## EXERCISE GOAL
The records should be written out in full, with nothing altered.

## DATA PROVIDED
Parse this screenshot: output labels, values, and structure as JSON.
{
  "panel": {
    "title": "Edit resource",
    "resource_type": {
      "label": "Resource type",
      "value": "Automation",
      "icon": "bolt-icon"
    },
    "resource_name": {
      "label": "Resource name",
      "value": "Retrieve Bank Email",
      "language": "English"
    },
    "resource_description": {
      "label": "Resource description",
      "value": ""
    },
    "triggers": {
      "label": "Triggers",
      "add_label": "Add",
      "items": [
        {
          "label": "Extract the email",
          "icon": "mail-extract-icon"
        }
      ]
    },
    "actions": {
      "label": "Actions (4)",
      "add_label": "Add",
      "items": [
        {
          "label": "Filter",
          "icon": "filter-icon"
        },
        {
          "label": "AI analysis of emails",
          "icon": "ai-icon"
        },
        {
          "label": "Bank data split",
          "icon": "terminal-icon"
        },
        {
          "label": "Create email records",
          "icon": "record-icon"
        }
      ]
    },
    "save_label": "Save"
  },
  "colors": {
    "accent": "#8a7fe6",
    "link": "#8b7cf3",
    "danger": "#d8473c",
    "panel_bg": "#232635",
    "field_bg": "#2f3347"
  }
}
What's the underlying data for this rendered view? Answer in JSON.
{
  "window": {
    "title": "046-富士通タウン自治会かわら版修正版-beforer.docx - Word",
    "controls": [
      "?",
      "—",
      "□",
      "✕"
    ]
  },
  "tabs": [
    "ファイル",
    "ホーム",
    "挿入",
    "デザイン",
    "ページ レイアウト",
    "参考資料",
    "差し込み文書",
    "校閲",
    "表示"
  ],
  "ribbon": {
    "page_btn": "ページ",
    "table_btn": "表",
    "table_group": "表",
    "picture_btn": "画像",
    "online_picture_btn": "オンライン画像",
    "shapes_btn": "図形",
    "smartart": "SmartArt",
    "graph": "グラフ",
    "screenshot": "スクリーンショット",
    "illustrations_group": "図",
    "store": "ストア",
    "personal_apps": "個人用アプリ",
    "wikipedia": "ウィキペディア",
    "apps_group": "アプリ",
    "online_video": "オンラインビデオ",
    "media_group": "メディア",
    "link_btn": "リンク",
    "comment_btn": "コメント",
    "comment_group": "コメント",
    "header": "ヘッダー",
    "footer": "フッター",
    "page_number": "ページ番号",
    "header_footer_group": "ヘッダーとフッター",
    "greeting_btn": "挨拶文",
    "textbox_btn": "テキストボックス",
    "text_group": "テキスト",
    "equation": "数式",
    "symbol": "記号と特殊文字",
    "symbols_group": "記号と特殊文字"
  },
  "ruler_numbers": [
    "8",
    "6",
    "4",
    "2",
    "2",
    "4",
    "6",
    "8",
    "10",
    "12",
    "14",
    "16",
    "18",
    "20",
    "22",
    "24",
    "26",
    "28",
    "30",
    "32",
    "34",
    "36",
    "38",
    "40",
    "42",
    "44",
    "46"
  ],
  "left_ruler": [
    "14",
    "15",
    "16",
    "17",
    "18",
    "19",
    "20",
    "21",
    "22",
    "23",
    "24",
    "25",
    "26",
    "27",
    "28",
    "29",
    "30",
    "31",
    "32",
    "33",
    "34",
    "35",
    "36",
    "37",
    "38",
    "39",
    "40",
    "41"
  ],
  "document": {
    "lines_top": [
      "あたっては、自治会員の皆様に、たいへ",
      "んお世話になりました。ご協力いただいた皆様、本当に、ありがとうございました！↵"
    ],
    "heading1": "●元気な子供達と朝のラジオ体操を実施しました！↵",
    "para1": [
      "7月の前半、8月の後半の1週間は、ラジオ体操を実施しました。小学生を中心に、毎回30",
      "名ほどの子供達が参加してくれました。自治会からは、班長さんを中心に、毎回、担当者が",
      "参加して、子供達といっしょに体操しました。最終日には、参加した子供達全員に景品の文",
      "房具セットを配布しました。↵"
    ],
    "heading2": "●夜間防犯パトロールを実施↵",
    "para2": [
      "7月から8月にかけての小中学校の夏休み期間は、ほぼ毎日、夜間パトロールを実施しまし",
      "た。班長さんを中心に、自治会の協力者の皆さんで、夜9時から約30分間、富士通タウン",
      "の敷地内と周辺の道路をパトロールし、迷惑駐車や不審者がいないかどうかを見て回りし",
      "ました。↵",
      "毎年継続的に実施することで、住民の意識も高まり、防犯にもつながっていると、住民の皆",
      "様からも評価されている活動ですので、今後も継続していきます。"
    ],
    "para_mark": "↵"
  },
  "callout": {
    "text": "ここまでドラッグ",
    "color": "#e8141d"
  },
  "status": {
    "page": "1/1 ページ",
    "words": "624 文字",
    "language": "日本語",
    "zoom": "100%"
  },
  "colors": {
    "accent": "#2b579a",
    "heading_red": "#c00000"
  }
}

## ANSWER TO THE EXERCISE
Parse this screenshot: output labels, values, and structure as JSON.
{
  "panel": {
    "title": "Edit resource",
    "resource_type": {
      "label": "Resource type",
      "value": "Automation",
      "icon": "bolt-icon"
    },
    "resource_name": {
      "label": "Resource name",
      "value": "Retrieve Bank Email",
      "language": "English"
    },
    "resource_description": {
      "label": "Resource description",
      "value": ""
    },
    "triggers": {
      "label": "Triggers",
      "add_label": "Add",
      "items": [
        {
          "label": "Extract the email",
          "icon": "mail-extract-icon"
        }
      ]
    },
    "actions": {
      "label": "Actions (4)",
      "add_label": "Add",
      "items": [
        {
          "label": "Filter",
          "icon": "filter-icon"
        },
        {
          "label": "AI analysis of emails",
          "icon": "ai-icon"
        },
        {
          "label": "Bank data split",
          "icon": "terminal-icon"
        },
        {
          "label": "Create email records",
          "icon": "record-icon"
        }
      ]
    },
    "save_label": "Save"
  },
  "colors": {
    "accent": "#8a7fe6",
    "link": "#8b7cf3",
    "danger": "#d8473c",
    "panel_bg": "#232635",
    "field_bg": "#2f3347"
  }
}
What's the underlying data for this rendered view? Answer in JSON.
{
  "window": {
    "title": "046-富士通タウン自治会かわら版修正版-beforer.docx - Word",
    "controls": [
      "?",
      "—",
      "□",
      "✕"
    ]
  },
  "tabs": [
    "ファイル",
    "ホーム",
    "挿入",
    "デザイン",
    "ページ レイアウト",
    "参考資料",
    "差し込み文書",
    "校閲",
    "表示"
  ],
  "ribbon": {
    "page_btn": "ページ",
    "table_btn": "表",
    "table_group": "表",
    "picture_btn": "画像",
    "online_picture_btn": "オンライン画像",
    "shapes_btn": "図形",
    "smartart": "SmartArt",
    "graph": "グラフ",
    "screenshot": "スクリーンショット",
    "illustrations_group": "図",
    "store": "ストア",
    "personal_apps": "個人用アプリ",
    "wikipedia": "ウィキペディア",
    "apps_group": "アプリ",
    "online_video": "オンラインビデオ",
    "media_group": "メディア",
    "link_btn": "リンク",
    "comment_btn": "コメント",
    "comment_group": "コメント",
    "header": "ヘッダー",
    "footer": "フッター",
    "page_number": "ページ番号",
    "header_footer_group": "ヘッダーとフッター",
    "greeting_btn": "挨拶文",
    "textbox_btn": "テキストボックス",
    "text_group": "テキスト",
    "equation": "数式",
    "symbol": "記号と特殊文字",
    "symbols_group": "記号と特殊文字"
  },
  "ruler_numbers": [
    "8",
    "6",
    "4",
    "2",
    "2",
    "4",
    "6",
    "8",
    "10",
    "12",
    "14",
    "16",
    "18",
    "20",
    "22",
    "24",
    "26",
    "28",
    "30",
    "32",
    "34",
    "36",
    "38",
    "40",
    "42",
    "44",
    "46"
  ],
  "left_ruler": [
    "14",
    "15",
    "16",
    "17",
    "18",
    "19",
    "20",
    "21",
    "22",
    "23",
    "24",
    "25",
    "26",
    "27",
    "28",
    "29",
    "30",
    "31",
    "32",
    "33",
    "34",
    "35",
    "36",
    "37",
    "38",
    "39",
    "40",
    "41"
  ],
  "document": {
    "lines_top": [
      "あたっては、自治会員の皆様に、たいへ",
      "んお世話になりました。ご協力いただいた皆様、本当に、ありがとうございました！↵"
    ],
    "heading1": "●元気な子供達と朝のラジオ体操を実施しました！↵",
    "para1": [
      "7月の前半、8月の後半の1週間は、ラジオ体操を実施しました。小学生を中心に、毎回30",
      "名ほどの子供達が参加してくれました。自治会からは、班長さんを中心に、毎回、担当者が",
      "参加して、子供達といっしょに体操しました。最終日には、参加した子供達全員に景品の文",
      "房具セットを配布しました。↵"
    ],
    "heading2": "●夜間防犯パトロールを実施↵",
    "para2": [
      "7月から8月にかけての小中学校の夏休み期間は、ほぼ毎日、夜間パトロールを実施しまし",
      "た。班長さんを中心に、自治会の協力者の皆さんで、夜9時から約30分間、富士通タウン",
      "の敷地内と周辺の道路をパトロールし、迷惑駐車や不審者がいないかどうかを見て回りし",
      "ました。↵",
      "毎年継続的に実施することで、住民の意識も高まり、防犯にもつながっていると、住民の皆",
      "様からも評価されている活動ですので、今後も継続していきます。"
    ],
    "para_mark": "↵"
  },
  "callout": {
    "text": "ここまでドラッグ",
    "color": "#e8141d"
  },
  "status": {
    "page": "1/1 ページ",
    "words": "624 文字",
    "language": "日本語",
    "zoom": "100%"
  },
  "colors": {
    "accent": "#2b579a",
    "heading_red": "#c00000"
  }
}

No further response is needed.